REQUIREMENT
In the listing below, locate the lines that hold "document" and copy them.

GIVEN RECORDS
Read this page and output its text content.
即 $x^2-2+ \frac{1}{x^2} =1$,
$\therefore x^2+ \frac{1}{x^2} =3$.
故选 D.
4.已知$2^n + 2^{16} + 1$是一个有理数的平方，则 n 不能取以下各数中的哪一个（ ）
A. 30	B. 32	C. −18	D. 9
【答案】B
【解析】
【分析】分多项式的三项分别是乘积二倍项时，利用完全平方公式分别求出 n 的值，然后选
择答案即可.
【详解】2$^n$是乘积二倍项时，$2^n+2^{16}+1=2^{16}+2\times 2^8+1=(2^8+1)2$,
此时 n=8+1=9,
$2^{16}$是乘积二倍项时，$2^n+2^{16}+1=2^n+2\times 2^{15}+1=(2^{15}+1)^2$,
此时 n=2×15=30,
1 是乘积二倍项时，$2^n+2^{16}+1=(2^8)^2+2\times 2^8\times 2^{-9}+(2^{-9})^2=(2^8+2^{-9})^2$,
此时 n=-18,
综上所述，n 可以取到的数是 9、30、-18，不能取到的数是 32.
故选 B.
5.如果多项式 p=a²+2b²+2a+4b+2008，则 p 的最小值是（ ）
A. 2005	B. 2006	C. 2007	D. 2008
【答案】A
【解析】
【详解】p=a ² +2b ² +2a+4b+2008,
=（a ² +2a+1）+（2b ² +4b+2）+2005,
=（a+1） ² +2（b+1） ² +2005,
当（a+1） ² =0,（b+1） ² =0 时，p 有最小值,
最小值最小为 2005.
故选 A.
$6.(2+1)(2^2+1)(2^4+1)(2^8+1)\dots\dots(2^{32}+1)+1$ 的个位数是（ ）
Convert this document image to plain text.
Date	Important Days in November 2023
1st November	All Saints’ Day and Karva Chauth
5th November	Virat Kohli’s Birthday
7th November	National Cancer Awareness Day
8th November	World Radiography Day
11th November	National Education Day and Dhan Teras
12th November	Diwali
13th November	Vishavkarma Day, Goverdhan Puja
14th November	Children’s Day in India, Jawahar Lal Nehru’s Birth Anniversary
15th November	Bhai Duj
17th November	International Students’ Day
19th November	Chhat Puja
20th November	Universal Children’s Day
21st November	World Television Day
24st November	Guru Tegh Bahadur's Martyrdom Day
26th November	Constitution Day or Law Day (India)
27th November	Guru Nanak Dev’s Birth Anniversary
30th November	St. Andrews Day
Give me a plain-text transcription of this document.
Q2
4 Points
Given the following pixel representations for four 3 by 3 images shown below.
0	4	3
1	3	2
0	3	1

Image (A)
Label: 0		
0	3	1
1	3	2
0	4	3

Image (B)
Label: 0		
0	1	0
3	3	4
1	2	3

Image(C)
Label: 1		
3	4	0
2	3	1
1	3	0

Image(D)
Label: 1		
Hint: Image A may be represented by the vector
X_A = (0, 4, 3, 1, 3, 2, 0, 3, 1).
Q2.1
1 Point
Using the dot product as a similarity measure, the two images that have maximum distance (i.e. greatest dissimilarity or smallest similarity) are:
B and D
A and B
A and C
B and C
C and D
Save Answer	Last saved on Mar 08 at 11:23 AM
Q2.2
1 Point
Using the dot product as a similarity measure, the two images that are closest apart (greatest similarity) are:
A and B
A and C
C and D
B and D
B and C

WRITTEN SOLUTION
Convert this document image to plain text.
Give me a plain-text transcription of this document.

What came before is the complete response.